Task instructions: State only the number of lines that include "Visualizações".

Source data:
━━━━━━━━━━

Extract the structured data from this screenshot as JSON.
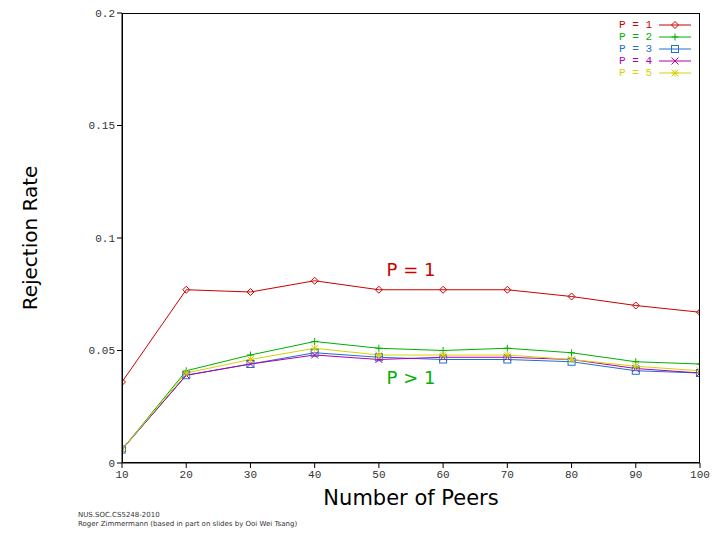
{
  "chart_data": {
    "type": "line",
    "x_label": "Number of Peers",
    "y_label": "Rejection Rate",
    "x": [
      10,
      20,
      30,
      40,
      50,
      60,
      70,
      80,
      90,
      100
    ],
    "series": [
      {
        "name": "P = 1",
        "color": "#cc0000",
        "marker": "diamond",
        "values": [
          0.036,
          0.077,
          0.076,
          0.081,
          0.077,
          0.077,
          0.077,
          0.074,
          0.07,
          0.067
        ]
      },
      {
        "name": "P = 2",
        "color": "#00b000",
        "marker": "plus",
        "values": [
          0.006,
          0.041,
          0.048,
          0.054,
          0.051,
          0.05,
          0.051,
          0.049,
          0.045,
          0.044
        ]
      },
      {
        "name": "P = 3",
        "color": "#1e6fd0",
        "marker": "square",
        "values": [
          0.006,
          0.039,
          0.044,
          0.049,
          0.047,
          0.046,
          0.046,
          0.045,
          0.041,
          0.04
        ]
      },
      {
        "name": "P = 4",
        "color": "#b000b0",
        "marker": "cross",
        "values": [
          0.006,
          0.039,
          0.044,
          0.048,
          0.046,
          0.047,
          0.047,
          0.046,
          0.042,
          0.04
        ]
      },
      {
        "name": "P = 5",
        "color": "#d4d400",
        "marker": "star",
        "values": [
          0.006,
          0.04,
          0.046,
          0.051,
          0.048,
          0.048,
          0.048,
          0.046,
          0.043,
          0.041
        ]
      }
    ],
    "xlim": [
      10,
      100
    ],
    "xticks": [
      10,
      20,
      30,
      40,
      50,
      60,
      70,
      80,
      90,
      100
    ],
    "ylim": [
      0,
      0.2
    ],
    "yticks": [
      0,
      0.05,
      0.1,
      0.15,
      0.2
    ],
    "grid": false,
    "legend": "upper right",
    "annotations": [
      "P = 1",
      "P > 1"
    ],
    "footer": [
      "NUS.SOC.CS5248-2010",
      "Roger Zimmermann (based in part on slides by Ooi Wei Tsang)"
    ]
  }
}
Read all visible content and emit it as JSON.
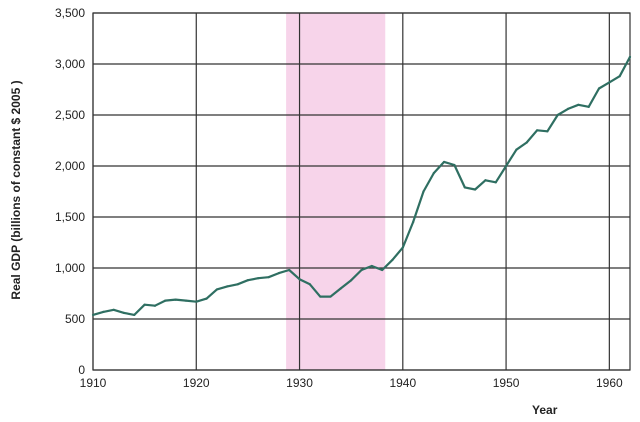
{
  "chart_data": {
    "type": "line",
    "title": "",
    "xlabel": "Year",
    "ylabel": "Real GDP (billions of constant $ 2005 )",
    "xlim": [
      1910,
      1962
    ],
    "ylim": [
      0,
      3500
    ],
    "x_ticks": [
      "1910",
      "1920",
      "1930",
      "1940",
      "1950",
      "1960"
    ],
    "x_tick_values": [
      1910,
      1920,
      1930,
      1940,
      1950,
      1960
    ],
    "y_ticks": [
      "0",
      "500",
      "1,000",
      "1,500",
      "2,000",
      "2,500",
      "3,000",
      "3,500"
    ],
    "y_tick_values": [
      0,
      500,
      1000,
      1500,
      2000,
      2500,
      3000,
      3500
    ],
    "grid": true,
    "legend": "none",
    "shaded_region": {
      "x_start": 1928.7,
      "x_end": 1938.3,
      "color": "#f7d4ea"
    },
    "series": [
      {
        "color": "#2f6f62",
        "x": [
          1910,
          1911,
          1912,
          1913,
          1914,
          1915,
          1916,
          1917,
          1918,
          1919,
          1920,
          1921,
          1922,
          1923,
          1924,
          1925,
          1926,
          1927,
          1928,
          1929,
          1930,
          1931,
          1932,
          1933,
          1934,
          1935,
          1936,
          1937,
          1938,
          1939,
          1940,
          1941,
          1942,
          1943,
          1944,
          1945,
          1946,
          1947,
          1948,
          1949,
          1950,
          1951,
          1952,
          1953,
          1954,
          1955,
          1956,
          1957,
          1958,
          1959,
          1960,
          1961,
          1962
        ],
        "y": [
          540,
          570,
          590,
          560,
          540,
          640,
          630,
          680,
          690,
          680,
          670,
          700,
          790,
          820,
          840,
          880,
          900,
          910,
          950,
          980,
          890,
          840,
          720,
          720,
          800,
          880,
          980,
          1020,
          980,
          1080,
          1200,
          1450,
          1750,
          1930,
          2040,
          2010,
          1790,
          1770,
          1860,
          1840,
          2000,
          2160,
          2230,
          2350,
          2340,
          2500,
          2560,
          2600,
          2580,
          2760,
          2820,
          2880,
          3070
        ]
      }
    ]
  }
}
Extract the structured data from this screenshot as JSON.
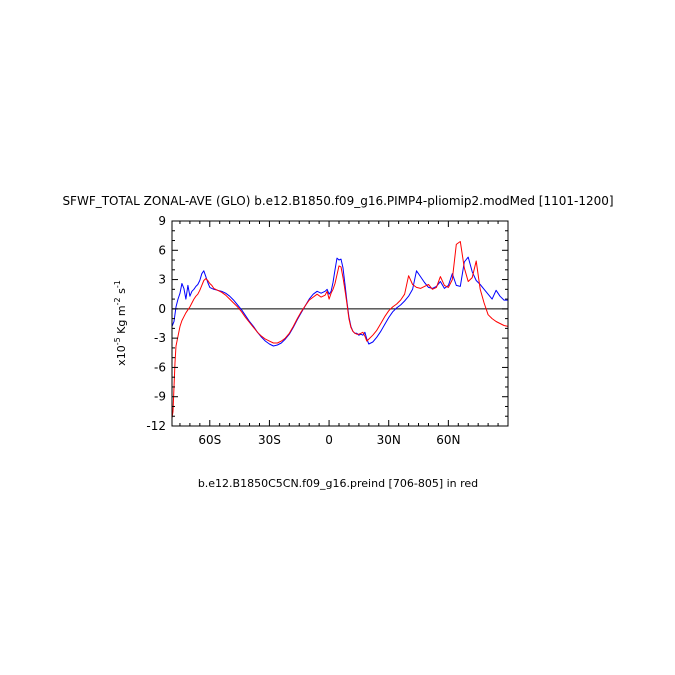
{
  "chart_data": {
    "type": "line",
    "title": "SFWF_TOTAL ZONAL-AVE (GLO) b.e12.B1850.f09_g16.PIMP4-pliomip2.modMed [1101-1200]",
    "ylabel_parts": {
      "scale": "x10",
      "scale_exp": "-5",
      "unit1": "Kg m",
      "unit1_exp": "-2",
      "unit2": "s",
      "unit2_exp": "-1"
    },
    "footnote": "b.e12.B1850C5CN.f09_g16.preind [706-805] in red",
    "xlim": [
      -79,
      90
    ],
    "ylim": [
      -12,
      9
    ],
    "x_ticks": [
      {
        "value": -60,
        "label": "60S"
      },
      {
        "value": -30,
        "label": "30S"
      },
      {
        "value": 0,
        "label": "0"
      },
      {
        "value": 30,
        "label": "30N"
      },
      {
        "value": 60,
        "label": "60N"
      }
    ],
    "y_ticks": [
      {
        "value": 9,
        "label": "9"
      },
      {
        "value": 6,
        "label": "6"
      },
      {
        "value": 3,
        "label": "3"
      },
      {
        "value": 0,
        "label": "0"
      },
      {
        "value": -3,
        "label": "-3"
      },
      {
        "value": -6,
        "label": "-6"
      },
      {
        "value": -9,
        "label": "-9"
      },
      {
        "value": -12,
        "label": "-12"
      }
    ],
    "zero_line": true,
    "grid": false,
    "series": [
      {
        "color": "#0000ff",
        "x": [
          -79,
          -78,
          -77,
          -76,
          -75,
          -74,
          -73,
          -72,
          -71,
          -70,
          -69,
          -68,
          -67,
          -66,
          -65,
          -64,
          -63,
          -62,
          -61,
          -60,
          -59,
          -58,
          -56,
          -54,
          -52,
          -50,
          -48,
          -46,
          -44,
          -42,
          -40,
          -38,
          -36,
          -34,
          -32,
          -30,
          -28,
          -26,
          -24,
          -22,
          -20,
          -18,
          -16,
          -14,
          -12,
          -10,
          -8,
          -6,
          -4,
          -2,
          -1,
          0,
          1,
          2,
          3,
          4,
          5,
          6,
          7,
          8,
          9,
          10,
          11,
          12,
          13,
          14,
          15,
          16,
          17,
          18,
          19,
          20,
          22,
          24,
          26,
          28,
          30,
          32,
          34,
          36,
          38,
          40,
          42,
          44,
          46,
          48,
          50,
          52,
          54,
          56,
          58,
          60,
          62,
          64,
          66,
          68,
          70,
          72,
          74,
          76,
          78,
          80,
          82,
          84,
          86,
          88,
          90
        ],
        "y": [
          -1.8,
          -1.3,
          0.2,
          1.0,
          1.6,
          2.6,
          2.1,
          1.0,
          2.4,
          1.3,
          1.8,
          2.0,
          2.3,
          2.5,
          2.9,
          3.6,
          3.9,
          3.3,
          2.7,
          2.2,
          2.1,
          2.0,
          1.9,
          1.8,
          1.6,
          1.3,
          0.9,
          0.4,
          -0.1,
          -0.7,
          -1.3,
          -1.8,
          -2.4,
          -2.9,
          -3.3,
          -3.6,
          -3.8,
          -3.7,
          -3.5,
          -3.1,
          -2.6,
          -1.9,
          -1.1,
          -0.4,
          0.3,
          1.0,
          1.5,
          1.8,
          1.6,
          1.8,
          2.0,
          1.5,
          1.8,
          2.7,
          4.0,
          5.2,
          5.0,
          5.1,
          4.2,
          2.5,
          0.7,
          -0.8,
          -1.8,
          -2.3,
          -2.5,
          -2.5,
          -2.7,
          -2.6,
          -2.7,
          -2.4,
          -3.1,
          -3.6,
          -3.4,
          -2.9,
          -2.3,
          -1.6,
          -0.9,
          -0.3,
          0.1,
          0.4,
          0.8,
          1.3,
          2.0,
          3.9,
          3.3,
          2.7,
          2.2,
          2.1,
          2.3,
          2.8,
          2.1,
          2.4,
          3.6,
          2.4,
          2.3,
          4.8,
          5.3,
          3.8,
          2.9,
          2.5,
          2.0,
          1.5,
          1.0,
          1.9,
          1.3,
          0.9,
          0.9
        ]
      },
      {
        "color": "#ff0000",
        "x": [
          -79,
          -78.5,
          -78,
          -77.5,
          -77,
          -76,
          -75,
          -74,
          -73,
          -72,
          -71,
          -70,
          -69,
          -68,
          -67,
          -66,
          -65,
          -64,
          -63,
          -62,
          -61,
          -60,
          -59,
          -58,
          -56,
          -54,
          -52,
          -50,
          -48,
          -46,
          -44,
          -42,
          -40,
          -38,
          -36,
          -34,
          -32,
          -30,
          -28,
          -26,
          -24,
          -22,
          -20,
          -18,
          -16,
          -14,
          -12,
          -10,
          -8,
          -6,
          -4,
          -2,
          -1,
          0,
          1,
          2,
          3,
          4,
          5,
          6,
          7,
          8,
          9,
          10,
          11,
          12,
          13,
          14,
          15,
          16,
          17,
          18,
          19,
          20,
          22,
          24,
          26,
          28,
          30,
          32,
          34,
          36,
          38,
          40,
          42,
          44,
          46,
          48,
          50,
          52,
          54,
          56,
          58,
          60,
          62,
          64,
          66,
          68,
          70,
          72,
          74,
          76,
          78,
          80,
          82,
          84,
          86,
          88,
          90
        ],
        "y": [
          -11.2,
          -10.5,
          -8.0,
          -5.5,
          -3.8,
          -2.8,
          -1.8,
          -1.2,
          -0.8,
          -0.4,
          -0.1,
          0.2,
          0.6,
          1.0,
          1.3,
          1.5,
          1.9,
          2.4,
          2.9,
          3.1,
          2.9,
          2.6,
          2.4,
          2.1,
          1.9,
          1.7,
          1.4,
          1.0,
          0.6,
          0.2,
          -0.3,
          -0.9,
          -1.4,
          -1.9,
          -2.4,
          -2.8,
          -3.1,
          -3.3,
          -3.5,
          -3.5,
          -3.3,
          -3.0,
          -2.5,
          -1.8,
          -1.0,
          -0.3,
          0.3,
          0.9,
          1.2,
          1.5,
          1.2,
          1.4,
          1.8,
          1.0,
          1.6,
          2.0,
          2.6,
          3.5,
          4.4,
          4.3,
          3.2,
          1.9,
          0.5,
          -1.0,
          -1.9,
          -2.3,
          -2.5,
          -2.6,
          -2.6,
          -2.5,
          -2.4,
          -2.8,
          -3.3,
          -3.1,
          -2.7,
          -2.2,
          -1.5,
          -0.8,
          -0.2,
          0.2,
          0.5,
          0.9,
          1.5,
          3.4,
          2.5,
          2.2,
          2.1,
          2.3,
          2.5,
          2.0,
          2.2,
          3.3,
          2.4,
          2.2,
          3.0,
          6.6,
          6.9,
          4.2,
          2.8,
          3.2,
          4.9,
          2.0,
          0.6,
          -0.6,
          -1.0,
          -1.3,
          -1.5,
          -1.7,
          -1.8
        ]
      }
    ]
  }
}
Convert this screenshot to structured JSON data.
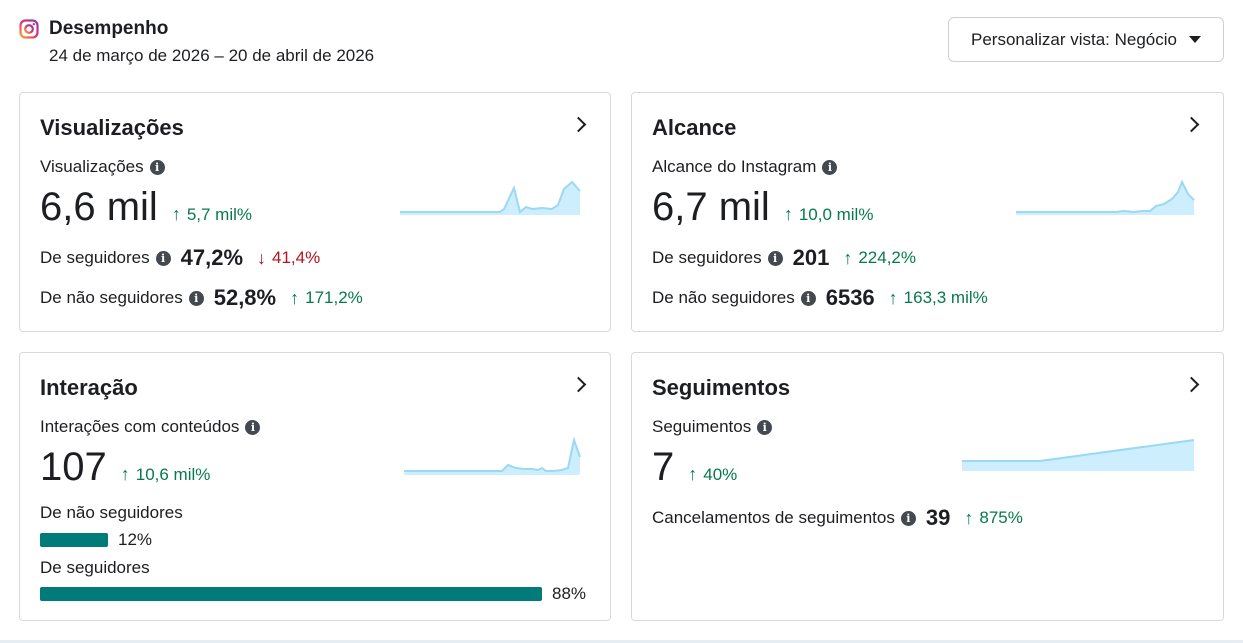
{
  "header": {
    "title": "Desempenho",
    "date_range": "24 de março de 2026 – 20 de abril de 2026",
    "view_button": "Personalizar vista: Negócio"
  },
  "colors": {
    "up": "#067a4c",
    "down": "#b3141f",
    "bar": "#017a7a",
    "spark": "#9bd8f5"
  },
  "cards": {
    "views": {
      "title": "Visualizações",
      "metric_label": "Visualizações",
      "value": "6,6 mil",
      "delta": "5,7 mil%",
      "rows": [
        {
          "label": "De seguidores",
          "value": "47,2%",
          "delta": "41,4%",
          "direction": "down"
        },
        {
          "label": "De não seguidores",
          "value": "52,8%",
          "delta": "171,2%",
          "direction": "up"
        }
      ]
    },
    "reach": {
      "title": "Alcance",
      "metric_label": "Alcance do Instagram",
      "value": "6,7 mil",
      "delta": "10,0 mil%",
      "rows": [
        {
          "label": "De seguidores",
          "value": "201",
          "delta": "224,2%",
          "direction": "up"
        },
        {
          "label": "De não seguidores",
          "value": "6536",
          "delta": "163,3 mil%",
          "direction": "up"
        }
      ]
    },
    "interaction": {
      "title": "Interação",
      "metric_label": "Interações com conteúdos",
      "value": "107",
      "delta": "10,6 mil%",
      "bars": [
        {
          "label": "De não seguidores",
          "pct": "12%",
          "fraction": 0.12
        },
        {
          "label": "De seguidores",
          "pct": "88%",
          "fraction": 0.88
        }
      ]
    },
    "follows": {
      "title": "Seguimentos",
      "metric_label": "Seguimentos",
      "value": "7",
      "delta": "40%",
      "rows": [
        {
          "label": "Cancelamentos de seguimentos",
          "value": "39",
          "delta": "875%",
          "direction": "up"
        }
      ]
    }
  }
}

━━━━━━━━━━

Exercise answer: 2